Document extract:
- - - - - - -
Clear Street rates SpaceX (SPCX) a buy with a $217 price target. The stock trades at $151. The story splits across two coverage areas because the company packs several distinct technology bets into one name, requiring separate analysts for the AI/disruptive-tech angle and the space angle. SpaceX has IPO'd and been fast-tracked into the NASDAQ.
AI and data centers
SpaceX ranks as a leader in AI data centers, with large campuses growing at a fast pace over roughly the next four years. Compute starts near 1 gigawatt this year and reaches about 6 gigawatt by 2030. Those estimates look conservative and could overshoot. Orbital data centers further down the line offer additional upside.
The hyperscaler capex wave needs somewhere to land, and SpaceX structures its data center deals with a right to terminate. That termination clause appears deliberately built into the contracts so SpaceX can develop its own AI in-house at a lower cost than other hyperscalers. In the meantime, it lets hyperscalers lease the facilities, which generates revenue, builds the business, and keeps the flywheel turning.
- - - - - - -
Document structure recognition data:

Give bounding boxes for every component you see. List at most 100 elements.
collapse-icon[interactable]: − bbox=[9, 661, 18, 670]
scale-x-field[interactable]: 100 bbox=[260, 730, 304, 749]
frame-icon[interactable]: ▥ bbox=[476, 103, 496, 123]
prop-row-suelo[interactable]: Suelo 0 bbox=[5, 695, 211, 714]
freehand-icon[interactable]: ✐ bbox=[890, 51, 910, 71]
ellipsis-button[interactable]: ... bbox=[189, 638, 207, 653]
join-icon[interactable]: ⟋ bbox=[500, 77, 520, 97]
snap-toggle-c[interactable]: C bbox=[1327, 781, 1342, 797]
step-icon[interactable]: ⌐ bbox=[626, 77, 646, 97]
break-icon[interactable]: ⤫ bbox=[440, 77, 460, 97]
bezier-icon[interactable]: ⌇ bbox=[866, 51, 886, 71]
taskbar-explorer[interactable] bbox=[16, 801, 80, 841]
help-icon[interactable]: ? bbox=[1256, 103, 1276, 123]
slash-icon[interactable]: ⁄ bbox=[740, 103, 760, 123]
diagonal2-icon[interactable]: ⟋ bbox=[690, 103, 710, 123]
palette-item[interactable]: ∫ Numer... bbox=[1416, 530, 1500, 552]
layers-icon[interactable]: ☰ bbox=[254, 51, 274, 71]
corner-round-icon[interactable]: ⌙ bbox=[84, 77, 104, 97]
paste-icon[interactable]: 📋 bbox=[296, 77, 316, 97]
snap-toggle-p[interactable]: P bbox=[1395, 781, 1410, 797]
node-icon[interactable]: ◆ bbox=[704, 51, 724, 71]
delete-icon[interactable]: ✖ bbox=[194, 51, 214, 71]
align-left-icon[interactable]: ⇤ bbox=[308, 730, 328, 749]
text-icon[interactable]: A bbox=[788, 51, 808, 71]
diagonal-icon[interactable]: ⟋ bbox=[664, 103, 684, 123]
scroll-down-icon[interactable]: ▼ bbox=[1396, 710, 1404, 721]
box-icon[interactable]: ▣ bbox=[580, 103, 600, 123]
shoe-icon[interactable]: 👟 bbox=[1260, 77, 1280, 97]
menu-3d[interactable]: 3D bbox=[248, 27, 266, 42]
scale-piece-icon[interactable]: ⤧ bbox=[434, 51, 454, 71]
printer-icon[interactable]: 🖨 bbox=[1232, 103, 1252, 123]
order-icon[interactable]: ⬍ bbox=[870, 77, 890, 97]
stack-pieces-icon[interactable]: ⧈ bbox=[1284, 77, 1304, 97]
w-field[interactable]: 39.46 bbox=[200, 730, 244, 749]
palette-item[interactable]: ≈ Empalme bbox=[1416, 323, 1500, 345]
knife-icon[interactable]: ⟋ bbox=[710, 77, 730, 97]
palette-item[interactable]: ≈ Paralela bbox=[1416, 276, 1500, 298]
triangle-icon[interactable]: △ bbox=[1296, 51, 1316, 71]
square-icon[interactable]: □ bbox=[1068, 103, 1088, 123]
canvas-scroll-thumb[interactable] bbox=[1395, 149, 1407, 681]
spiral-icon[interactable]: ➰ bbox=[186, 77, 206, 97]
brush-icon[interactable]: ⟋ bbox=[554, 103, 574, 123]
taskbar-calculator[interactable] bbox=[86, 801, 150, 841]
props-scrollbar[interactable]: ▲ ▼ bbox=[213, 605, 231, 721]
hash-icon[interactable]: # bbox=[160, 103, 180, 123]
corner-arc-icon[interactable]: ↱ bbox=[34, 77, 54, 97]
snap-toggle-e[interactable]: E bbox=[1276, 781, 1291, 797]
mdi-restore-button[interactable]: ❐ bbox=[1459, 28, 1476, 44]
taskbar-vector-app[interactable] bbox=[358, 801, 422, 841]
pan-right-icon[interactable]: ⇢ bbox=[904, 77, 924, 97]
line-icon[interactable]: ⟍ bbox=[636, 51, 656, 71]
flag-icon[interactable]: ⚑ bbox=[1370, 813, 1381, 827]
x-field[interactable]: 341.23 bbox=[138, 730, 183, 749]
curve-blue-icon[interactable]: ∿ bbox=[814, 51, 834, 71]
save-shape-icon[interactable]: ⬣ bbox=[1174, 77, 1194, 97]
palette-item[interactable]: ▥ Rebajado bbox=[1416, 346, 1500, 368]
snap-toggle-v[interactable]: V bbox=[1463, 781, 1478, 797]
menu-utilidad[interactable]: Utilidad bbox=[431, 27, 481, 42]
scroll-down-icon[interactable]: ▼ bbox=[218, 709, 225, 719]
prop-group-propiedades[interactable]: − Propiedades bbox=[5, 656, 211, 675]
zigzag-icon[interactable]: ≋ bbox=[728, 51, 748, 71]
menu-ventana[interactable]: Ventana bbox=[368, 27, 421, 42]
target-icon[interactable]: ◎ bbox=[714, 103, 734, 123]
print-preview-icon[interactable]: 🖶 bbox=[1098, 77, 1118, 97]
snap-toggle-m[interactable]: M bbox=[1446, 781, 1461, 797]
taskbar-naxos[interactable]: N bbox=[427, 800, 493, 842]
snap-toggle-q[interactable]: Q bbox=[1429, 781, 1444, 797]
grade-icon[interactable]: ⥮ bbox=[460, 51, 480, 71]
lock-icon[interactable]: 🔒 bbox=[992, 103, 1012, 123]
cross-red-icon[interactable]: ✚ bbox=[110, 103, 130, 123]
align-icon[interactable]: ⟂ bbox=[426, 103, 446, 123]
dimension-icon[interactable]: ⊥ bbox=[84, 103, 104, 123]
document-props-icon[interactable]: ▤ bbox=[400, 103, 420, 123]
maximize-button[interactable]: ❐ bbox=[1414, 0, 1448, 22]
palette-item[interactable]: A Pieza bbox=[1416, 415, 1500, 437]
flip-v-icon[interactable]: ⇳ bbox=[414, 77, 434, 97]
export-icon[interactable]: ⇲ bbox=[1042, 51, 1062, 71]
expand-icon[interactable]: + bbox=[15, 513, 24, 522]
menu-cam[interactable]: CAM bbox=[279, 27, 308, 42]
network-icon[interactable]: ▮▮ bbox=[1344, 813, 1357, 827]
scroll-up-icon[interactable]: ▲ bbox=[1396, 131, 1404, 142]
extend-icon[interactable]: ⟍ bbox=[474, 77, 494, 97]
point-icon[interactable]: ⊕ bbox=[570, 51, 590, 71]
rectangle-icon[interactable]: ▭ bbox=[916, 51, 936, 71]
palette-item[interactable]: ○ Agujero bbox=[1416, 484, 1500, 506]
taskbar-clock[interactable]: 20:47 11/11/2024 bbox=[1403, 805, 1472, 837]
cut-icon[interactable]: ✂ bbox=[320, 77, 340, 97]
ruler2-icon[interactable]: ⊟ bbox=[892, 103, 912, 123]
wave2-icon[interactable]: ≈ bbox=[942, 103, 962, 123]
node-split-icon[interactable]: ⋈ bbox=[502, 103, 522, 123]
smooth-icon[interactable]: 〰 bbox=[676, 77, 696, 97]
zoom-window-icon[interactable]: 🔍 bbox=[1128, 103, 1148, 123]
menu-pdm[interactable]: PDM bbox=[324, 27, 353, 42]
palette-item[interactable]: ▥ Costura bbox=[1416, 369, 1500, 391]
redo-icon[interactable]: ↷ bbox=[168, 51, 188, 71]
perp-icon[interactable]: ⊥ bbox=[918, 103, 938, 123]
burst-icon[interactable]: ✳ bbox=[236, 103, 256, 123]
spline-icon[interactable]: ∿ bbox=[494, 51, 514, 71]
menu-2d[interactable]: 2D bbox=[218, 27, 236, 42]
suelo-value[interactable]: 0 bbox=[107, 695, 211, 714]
- - - - - - -
Goal of the exercise:
From the text about SpaceX, write out the passage starting at "Clear Street rates" and ending at "into the NASDAQ.".

Expected output:
Clear Street rates SpaceX (SPCX) a buy with a $217 price target. The stock trades at $151. The story splits across two coverage areas because the company packs several distinct technology bets into one name, requiring separate analysts for the AI/disruptive-tech angle and the space angle. SpaceX has IPO'd and been fast-tracked into the NASDAQ.